**DESCRIPTION OF THE TASK:** Among the entries below, find how many lines carry the word "бұйымның" and state only that figure.

________________________

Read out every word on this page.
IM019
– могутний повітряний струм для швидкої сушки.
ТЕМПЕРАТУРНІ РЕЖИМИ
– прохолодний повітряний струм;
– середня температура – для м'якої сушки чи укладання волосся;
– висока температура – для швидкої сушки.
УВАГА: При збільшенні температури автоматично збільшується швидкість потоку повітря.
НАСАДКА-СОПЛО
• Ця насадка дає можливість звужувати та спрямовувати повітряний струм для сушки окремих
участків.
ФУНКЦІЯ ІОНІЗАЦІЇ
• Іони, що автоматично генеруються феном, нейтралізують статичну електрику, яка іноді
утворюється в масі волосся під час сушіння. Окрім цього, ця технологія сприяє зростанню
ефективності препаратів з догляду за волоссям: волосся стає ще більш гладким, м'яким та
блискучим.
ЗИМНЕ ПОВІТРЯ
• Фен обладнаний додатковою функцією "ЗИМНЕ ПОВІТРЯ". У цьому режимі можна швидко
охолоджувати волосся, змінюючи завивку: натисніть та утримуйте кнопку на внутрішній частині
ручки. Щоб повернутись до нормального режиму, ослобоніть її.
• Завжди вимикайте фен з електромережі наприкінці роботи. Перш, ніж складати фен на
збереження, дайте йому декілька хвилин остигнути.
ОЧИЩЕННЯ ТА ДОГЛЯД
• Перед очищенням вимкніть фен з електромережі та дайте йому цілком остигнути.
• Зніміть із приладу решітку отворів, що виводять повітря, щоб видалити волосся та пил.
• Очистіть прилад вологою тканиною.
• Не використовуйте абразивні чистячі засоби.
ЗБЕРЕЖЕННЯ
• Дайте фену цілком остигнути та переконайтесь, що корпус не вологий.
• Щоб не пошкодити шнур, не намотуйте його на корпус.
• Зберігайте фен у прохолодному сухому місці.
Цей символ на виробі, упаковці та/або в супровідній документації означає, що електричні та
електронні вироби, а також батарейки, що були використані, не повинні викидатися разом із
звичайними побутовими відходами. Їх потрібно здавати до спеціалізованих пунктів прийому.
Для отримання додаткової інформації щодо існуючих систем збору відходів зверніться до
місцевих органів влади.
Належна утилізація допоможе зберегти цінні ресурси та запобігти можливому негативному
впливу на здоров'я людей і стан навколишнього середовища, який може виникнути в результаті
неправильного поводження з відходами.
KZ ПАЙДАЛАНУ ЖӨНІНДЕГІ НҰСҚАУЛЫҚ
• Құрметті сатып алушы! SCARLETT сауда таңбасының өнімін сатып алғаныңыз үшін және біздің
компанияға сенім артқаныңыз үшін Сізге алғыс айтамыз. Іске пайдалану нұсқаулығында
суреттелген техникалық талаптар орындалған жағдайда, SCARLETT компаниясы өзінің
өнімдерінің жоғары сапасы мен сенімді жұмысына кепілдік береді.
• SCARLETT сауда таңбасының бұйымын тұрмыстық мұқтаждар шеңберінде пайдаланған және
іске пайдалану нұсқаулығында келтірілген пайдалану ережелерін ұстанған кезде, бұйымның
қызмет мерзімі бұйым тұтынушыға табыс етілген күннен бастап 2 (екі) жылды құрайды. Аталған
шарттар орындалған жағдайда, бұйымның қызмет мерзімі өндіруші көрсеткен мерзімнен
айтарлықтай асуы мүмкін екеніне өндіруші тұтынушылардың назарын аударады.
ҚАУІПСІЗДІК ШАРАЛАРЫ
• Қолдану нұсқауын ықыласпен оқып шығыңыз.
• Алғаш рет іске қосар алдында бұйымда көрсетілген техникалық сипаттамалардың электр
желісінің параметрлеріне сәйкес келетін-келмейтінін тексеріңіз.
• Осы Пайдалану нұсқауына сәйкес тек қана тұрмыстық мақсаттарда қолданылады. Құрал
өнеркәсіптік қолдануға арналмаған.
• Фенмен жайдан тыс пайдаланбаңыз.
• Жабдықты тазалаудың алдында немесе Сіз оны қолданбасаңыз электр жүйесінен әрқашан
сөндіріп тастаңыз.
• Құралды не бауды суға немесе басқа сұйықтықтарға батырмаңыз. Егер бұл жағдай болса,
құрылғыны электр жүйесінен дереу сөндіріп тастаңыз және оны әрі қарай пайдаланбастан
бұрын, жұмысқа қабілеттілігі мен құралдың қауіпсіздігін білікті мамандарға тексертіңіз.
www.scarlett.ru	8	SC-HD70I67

________________________

**RESULT OF THIS TASK:** 2